• [Tareas pendientes]:
[a] Copia del texto sobre Emilio Barco Royo todo lo que va desde "Me parió mi" hasta "mi hijo Juan.".
[b] Según el texto sobre Emilio Barco Royo, ¿por qué el padre llevaba la visera de piensos Ona hacia atrás cuando iba en su Mobylette? Responde en una a tres oraciones.
[c] En el texto sobre Emilio Barco Royo, ¿qué editorial publicó el libro Donde viven los caracoles?

• [Bloque de texto]:
Después de treinta años Emilio Barco Royo ha conseguido dedicarse a lo que le gusta: producir verduras para ensaladas y materia para el conocimiento.  En sus obras hay desde una conversación con su amigo Lucio, el pastor, hasta una reflexión sobre el futuro del mundo rural y el papel de los campesinos en la historia,...

Después de treinta años Emilio Barco Royo ha conseguido dedicarse a lo que le gusta: producir verduras para ensaladas y materia para el conocimiento. 

En sus obras hay desde una conversación con su amigo Lucio, el pastor, hasta una reflexión sobre el futuro del mundo rural y el papel de los campesinos en la historia, y de camino entretenerse con algunos consejos para saber cuándo está madura una sandía o un melón, y atender a un análisis económico que relaciona la producción de alimentos en el mundo con el precio del barril de petróleo, por ejemplo.

Su libro Donde viven los caracoles, publicado por la editorial Pepitas de Calabaza, contiene, además, un lúcido análisis de nuestro pasado reciente, de nuestro presente, y acaba desvelándose como un ejemplo de la resistencia de las gentes que habitan y trabajan la tierra, allí donde esta aún no han sido abandona. Zenda reproduce las primeras páginas de este libro. 

INTRODUCCIÓN

Espero que las hojas de este libro no se las coman los caracoles, como se comen las de las lechugas en el huerto que cuido cada año, y usted llegue a leerlas. Si así es, se encontrará un manojo de textos que he ido escribiendo y se han publicado en distintos medios en las tres últimas décadas. En ellos le cuento lo que pienso del trabajo en el campo, de la vida en los pueblos, de quienes allí trabajan y viven, y también de quienes les organizan el trabajo y la vida.

Si esta introducción tiene que ser una cuerda a la que usted pueda agarrarse para seguir el curso de estos relatos, tenderé esa cuerda a partir de mi propia vida.

Me parió mi madre en la década de los cincuenta, «Cuando nos quedamos sin cabras y sin curas». No sé cómo era mi madre entonces, porque mi imagen de ella se formó más tarde y ahora la recreo, como «La Teresa» que encontrará en esta gavilla de textos. En aquellos años en los que sus amigos se marcharon a poner un bar en Basauri o a trabajar de porteros en una casa de la Gran Vía logroñesa, mi padre no quiso pasar su vida en una fábrica de tarteras como «Manolín», y se hizo un resistente, como los «Campesinos de Berger». Al final de su vida pasó «De la boina a la visera de propaganda», y así lo recuerdo yo, con una visera amarilla de piensos Ona que todavía guardo, montado en su Mobylette, que también guardo, y con la visera para atrás para que no se la volara el aire. Como ahora la lleva mi hijo Juan.

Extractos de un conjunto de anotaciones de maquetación
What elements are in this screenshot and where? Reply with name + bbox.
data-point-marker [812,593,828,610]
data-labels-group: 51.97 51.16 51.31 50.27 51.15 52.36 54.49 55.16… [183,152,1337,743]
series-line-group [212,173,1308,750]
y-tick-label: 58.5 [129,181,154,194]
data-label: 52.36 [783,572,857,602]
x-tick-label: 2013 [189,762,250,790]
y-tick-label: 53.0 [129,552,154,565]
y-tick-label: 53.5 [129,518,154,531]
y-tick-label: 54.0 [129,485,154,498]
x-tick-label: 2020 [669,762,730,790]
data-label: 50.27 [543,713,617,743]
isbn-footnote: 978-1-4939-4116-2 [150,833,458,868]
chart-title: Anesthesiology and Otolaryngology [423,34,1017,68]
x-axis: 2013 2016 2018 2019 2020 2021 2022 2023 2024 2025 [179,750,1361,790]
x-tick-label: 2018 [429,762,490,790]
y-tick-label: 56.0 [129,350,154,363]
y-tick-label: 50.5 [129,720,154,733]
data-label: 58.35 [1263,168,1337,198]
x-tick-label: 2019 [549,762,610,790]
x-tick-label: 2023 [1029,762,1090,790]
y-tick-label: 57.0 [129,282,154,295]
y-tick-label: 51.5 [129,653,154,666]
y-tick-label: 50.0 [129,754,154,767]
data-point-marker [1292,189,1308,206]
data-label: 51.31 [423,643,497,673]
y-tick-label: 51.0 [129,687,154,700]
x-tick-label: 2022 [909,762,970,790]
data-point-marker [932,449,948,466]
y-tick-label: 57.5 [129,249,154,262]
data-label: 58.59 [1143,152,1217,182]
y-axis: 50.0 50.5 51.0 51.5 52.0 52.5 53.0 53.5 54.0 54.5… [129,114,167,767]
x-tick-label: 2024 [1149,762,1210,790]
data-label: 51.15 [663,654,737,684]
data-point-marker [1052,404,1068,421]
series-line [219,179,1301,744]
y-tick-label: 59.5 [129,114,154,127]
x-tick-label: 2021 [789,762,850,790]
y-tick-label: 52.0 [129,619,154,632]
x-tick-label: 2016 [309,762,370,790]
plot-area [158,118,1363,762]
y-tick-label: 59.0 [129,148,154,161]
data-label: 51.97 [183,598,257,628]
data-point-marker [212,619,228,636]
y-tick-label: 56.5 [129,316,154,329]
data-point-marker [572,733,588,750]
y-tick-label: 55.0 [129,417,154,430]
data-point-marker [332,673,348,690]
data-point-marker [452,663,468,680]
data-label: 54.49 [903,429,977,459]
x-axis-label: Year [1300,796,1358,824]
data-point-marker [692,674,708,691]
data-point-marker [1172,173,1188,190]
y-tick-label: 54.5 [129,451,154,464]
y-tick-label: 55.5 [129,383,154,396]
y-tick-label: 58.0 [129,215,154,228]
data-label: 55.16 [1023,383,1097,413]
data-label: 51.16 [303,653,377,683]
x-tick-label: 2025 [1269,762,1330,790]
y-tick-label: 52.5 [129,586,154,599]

• [Respuestas]:
[a]
Me parió mi madre en la década de los cincuenta, «Cuando nos quedamos sin cabras y sin curas». No sé cómo era mi madre entonces, porque mi imagen de ella se formó más tarde y ahora la recreo, como «La Teresa» que encontrará en esta gavilla de textos. En aquellos años en los que sus amigos se marcharon a poner un bar en Basauri o a trabajar de porteros en una casa de la Gran Vía logroñesa, mi padre no quiso pasar su vida en una fábrica de tarteras como «Manolín», y se hizo un resistente, como los «Campesinos de Berger». Al final de su vida pasó «De la boina a la visera de propaganda», y así lo recuerdo yo, con una visera amarilla de piensos Ona que todavía guardo, montado en su Mobylette, que también guardo, y con la visera para atrás para que no se la volara el aire. Como ahora la lleva mi hijo Juan.

[b] La llevaba hacia atrás para que no se la volara el aire.

[c] La editorial Pepitas de Calabaza.